» Directive: Take each line containing the word "Google" and copy it.
** Start of Input material **
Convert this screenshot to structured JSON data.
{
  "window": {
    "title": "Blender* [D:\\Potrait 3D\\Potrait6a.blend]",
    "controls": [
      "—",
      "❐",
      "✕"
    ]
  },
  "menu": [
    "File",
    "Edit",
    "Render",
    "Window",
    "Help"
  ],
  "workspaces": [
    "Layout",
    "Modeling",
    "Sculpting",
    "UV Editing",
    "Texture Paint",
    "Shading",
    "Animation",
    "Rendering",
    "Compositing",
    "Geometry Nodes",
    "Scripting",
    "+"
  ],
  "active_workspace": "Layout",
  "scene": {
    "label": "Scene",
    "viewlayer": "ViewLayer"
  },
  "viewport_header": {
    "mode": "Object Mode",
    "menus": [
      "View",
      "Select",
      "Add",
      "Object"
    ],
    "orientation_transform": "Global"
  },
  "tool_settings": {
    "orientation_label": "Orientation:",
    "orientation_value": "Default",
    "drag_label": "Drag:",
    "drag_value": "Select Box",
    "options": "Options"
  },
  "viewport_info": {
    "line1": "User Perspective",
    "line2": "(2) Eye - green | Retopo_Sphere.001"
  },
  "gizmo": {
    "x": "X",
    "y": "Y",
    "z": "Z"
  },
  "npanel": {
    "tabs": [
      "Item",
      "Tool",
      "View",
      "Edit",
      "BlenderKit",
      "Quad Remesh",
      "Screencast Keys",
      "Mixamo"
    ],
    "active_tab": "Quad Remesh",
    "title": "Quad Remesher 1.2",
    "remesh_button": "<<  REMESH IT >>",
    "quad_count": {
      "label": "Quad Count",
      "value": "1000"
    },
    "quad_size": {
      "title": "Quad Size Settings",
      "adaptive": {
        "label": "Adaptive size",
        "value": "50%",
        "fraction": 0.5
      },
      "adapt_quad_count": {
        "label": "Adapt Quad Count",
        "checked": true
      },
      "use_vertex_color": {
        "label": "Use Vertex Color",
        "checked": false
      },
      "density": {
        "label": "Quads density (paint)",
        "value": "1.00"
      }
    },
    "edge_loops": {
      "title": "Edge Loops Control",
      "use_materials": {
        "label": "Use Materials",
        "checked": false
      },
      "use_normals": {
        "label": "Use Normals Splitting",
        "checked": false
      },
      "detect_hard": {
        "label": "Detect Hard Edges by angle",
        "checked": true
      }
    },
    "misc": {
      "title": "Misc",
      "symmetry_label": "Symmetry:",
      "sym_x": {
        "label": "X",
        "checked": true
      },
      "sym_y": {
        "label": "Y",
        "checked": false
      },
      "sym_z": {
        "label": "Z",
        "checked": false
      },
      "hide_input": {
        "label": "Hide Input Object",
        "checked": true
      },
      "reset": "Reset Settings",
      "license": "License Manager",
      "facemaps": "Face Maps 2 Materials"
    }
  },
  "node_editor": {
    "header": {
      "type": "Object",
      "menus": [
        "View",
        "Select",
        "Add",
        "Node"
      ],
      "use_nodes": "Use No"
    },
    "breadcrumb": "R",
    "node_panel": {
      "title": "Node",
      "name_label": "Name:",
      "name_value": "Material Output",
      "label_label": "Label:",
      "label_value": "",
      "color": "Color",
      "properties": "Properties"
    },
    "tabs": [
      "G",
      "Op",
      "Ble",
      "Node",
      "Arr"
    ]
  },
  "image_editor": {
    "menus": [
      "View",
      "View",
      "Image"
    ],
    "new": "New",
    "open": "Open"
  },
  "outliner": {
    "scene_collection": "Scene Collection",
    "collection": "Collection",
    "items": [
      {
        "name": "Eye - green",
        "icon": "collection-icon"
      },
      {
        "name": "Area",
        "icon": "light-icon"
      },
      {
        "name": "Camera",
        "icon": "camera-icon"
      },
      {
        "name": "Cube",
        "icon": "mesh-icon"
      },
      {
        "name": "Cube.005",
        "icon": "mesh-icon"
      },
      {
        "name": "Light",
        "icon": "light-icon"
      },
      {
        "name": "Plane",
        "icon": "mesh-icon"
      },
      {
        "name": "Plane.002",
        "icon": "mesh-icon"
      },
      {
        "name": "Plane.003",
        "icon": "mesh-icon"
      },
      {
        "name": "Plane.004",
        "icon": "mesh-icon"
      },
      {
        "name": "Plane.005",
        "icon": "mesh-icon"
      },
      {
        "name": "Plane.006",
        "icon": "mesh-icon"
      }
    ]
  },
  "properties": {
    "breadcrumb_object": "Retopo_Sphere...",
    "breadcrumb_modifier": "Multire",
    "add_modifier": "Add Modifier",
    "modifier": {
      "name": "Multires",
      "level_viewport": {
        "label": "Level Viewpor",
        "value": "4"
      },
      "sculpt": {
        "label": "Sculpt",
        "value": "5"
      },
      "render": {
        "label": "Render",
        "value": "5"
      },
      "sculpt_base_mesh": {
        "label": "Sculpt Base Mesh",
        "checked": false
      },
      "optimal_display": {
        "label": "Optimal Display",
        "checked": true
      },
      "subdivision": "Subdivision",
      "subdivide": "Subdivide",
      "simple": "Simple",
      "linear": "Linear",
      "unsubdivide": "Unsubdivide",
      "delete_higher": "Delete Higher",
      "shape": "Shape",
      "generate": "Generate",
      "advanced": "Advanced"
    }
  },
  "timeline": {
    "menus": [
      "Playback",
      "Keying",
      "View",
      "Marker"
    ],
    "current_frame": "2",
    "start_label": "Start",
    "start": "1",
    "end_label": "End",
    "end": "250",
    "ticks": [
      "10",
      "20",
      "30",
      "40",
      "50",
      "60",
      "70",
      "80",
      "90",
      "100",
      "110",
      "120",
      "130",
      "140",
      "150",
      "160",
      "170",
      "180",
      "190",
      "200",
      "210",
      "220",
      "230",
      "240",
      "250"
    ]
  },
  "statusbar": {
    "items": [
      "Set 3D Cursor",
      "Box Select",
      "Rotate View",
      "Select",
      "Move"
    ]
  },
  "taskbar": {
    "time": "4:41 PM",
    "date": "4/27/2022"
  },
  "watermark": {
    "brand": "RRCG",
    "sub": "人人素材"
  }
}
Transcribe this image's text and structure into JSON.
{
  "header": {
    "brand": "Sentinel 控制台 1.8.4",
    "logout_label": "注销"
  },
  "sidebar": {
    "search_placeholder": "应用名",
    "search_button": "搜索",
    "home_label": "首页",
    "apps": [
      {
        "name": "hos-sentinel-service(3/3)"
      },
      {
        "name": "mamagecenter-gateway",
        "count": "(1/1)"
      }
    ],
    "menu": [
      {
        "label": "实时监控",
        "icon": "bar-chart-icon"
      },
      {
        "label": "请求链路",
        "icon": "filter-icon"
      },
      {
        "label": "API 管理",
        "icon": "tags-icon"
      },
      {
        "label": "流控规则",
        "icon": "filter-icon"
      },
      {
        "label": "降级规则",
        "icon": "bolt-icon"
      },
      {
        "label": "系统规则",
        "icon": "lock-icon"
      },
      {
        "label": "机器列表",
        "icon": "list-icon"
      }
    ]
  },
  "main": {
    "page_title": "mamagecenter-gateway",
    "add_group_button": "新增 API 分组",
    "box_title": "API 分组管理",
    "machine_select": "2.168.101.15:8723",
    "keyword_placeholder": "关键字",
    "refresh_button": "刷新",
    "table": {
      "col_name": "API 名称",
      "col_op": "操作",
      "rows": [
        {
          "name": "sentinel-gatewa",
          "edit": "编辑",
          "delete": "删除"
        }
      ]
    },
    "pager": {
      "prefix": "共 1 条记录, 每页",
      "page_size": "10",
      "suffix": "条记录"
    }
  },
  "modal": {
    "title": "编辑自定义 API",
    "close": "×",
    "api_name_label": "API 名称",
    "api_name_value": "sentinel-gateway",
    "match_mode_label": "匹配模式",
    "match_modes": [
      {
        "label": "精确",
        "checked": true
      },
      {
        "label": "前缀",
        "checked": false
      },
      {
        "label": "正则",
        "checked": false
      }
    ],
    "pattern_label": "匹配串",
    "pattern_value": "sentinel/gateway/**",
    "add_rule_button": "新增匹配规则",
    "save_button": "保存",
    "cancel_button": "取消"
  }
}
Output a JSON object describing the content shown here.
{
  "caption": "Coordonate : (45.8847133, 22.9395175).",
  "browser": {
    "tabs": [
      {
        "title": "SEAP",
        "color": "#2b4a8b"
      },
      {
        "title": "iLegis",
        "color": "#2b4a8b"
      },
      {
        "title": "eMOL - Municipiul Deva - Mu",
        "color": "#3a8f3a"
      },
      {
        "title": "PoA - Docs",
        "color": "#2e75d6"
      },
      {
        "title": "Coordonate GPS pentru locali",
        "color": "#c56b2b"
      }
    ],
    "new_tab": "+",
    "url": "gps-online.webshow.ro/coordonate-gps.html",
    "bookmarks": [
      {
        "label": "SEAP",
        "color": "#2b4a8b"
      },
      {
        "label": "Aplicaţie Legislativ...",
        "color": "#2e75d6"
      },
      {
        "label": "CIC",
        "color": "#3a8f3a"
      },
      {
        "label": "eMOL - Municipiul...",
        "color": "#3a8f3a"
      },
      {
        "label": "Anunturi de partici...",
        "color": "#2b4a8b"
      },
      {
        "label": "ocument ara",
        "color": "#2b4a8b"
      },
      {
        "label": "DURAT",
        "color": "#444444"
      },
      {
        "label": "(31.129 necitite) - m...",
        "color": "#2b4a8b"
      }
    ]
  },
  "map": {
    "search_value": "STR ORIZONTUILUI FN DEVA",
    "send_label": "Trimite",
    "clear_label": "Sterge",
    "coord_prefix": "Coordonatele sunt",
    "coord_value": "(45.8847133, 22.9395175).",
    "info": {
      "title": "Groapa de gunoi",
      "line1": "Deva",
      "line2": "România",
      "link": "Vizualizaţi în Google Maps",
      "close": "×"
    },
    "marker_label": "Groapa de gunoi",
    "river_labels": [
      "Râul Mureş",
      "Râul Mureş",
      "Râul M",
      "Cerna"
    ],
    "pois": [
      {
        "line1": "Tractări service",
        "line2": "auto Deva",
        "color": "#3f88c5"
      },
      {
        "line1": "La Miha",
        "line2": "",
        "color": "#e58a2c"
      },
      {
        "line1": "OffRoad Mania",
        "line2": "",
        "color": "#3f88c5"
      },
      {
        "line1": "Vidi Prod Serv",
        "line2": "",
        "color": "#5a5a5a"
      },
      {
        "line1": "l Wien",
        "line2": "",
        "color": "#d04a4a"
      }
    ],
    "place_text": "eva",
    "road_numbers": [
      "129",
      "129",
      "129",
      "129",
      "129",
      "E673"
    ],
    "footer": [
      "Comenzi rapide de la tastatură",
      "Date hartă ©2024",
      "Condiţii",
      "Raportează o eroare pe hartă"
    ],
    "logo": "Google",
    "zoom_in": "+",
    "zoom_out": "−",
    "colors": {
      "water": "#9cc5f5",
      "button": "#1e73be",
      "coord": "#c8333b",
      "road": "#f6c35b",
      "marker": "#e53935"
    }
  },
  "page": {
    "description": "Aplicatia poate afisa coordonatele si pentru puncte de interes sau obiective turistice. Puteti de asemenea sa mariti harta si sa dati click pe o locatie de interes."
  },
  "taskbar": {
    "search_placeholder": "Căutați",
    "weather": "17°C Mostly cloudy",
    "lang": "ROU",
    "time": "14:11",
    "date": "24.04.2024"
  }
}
** End of Input material **
» Exercise solution:
      "link": "Vizualizaţi în Google Maps",
    "logo": "Google",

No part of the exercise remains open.